__Requirements__.
Please collect every line of the material below that contains the word "rainy", and copy each of those lines in full.

__Data supplied__.

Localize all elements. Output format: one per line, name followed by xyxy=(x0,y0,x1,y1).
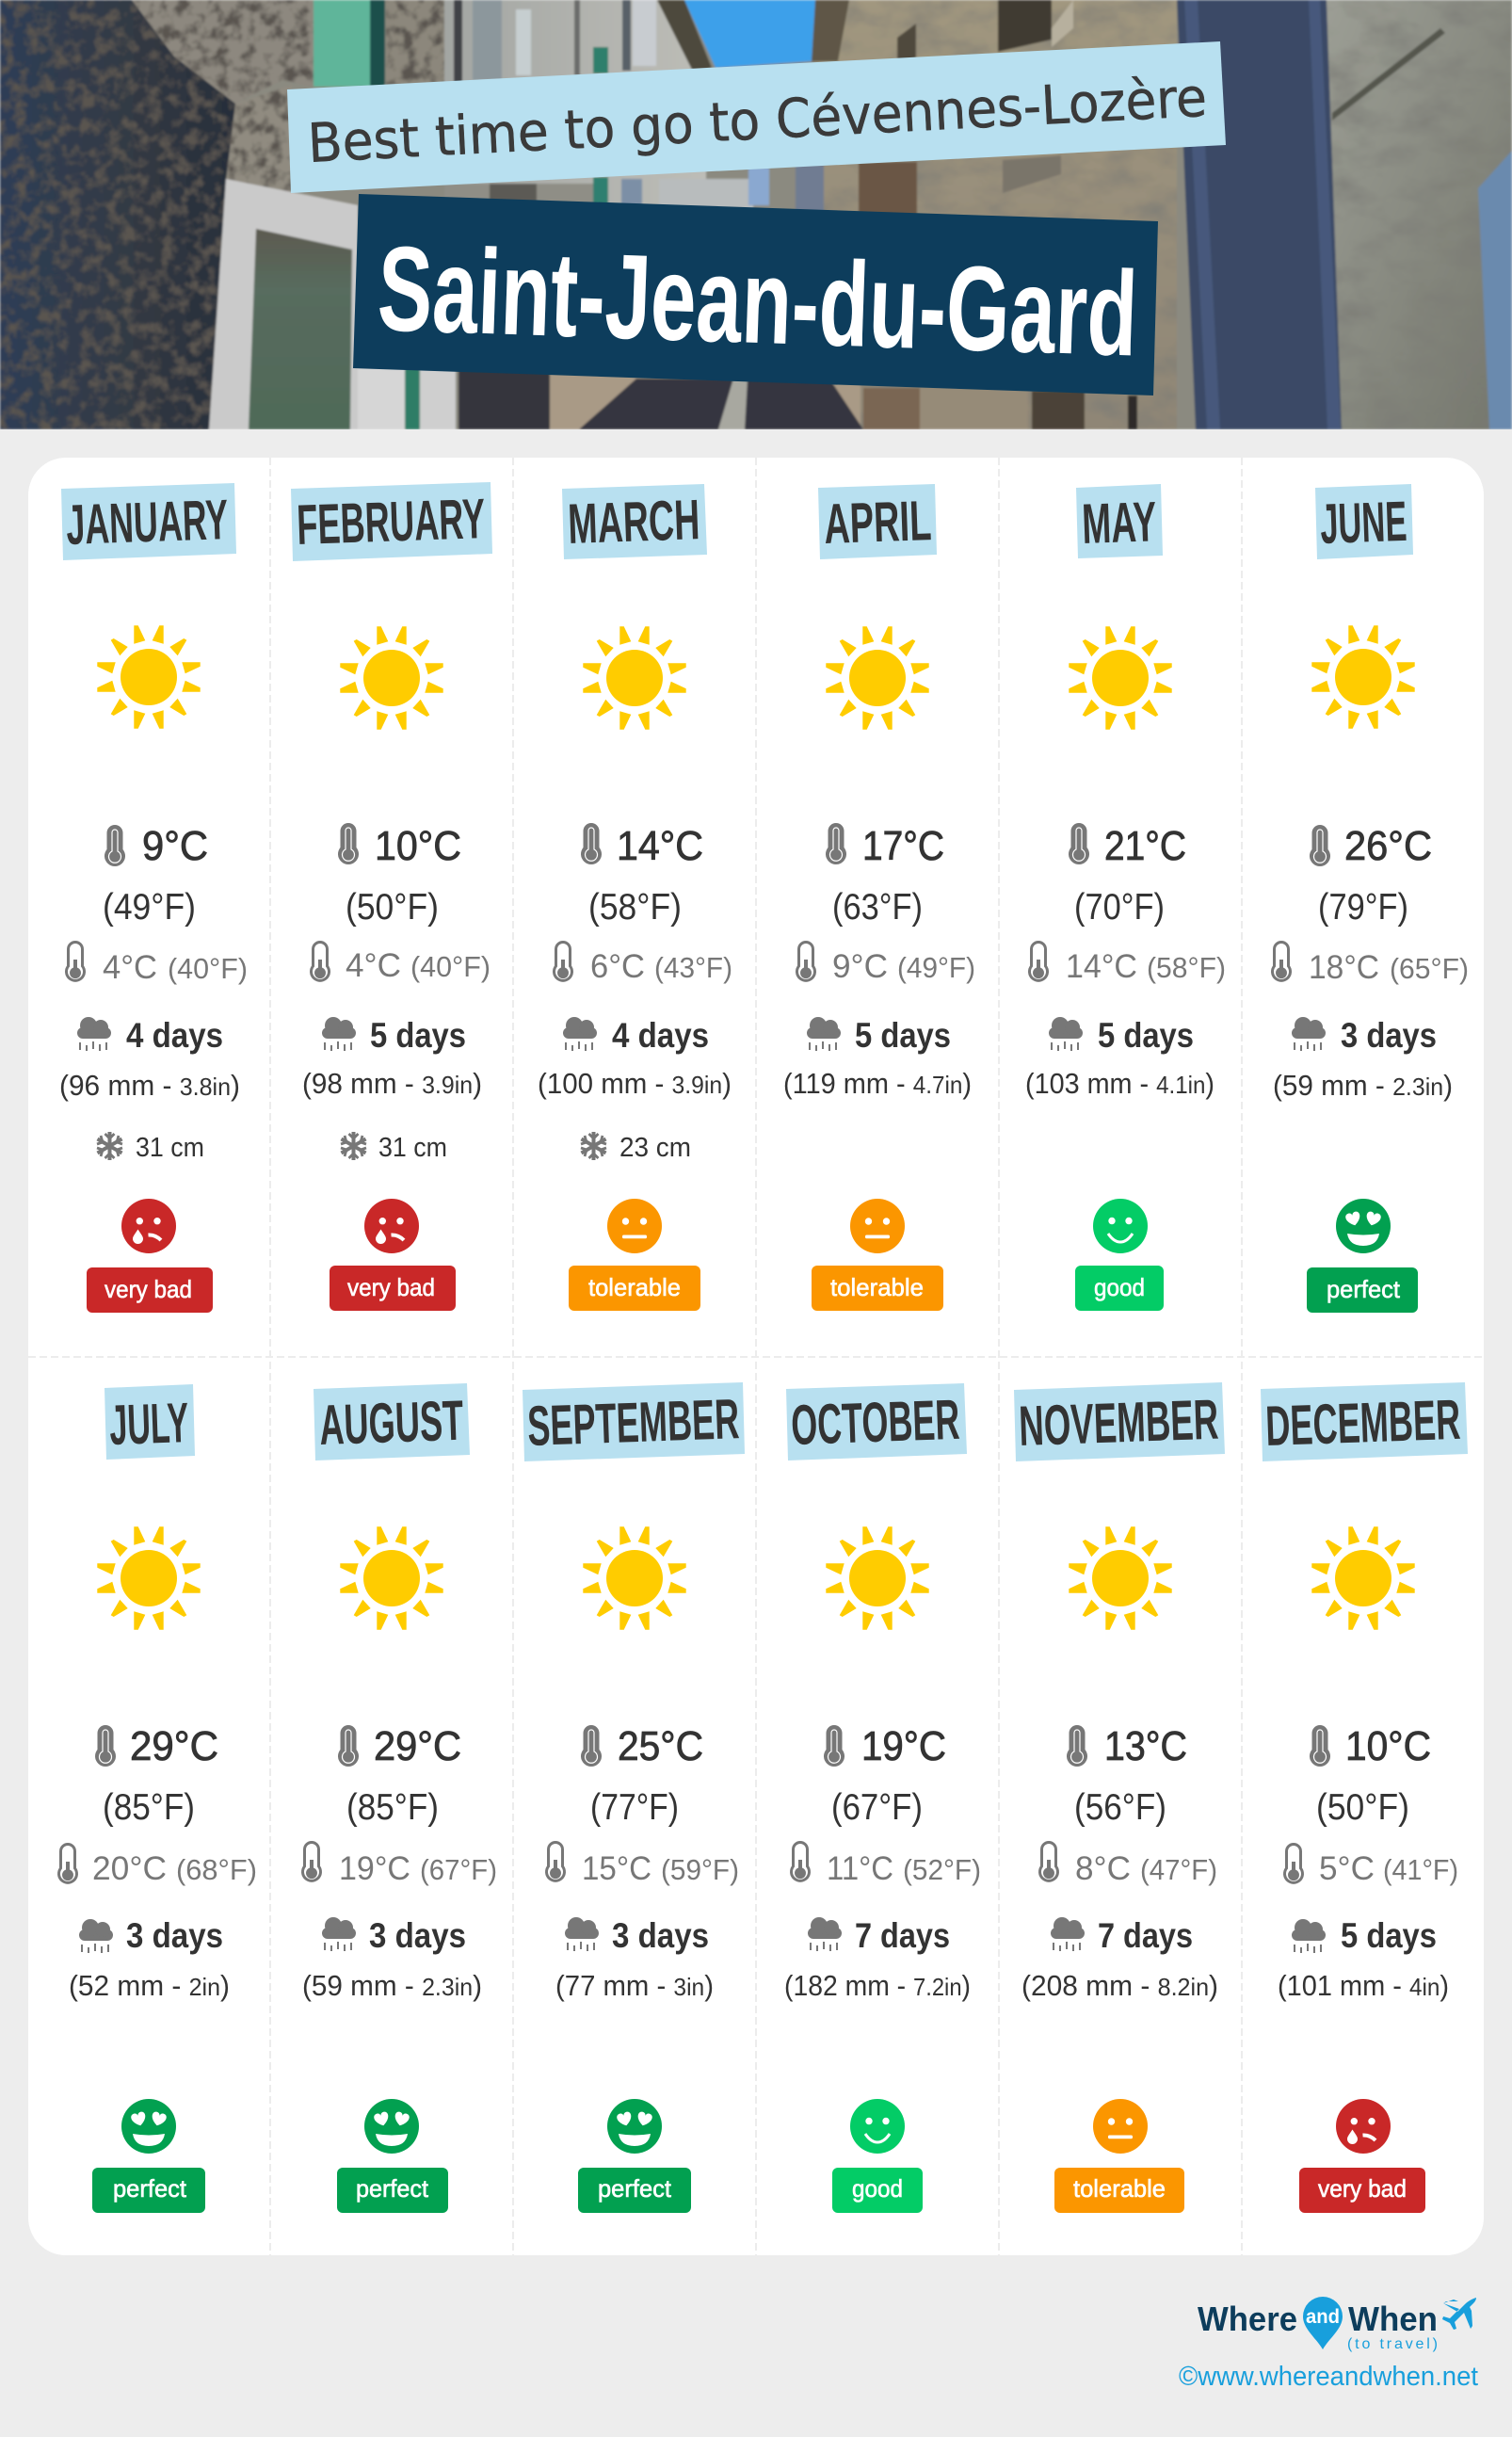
rainy days: 5 days xyxy=(370,1016,466,1055)
rating badge: perfect xyxy=(356,2174,429,2203)
high temperature in fahrenheit: (85°F) xyxy=(103,1787,195,1828)
month: December xyxy=(1261,1382,1468,2213)
high temperature: 14°C xyxy=(617,823,703,869)
month label: OCTOBER xyxy=(790,1388,960,1457)
icon: smiling face xyxy=(850,2099,905,2154)
rating badge: perfect xyxy=(598,2174,672,2203)
low temperature: 6°C xyxy=(590,948,645,985)
rainy days: 7 days xyxy=(855,1916,950,1955)
precipitation: (59 mm - 2.3in) xyxy=(1273,1069,1453,1102)
rainy days: 5 days xyxy=(1341,1916,1437,1955)
rainy days xyxy=(322,1016,466,1055)
website credit: ©www.whereandwhen.net xyxy=(1179,2362,1478,2392)
low temperature: (68°F) xyxy=(176,1853,257,1886)
precipitation: (77 mm - 3in) xyxy=(555,1969,714,2002)
rating badge xyxy=(832,2168,923,2213)
icon: sun xyxy=(1069,626,1172,730)
month: November xyxy=(1014,1382,1225,2213)
month label: JUNE xyxy=(1319,490,1407,556)
rating badge: good xyxy=(1094,1273,1145,1301)
rainy days: 3 days xyxy=(612,1916,709,1955)
month: April xyxy=(783,484,975,1311)
low temperature xyxy=(58,1844,257,1887)
high temperature: 19°C xyxy=(861,1723,946,1769)
rainy days xyxy=(807,1016,951,1055)
icon: neutral face xyxy=(607,1199,662,1253)
rating badge xyxy=(87,1267,213,1313)
high temperature xyxy=(826,823,944,869)
high temperature in fahrenheit: (49°F) xyxy=(103,887,196,928)
title banner xyxy=(353,194,1158,395)
icon: heart-eyes face xyxy=(364,2099,419,2154)
low temperature: 9°C xyxy=(832,948,888,985)
rainy days xyxy=(1049,1016,1194,1055)
month label xyxy=(786,1383,967,1461)
month label xyxy=(1315,484,1413,559)
high temperature in fahrenheit: (85°F) xyxy=(346,1787,439,1828)
high temperature in fahrenheit: (70°F) xyxy=(1074,887,1165,928)
high temperature xyxy=(95,1723,218,1769)
month label: JULY xyxy=(108,1391,189,1457)
month: May xyxy=(1025,484,1226,1311)
icon: crying face xyxy=(121,1199,176,1253)
high temperature xyxy=(824,1723,946,1769)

__Right answer__.
rainy days: 5 days xyxy=(370,1016,466,1055)
rainy days: 7 days xyxy=(855,1916,950,1955)
rainy days: 5 days xyxy=(1341,1916,1437,1955)
rainy days xyxy=(322,1016,466,1055)
rainy days: 3 days xyxy=(612,1916,709,1955)
rainy days xyxy=(807,1016,951,1055)
rainy days xyxy=(1049,1016,1194,1055)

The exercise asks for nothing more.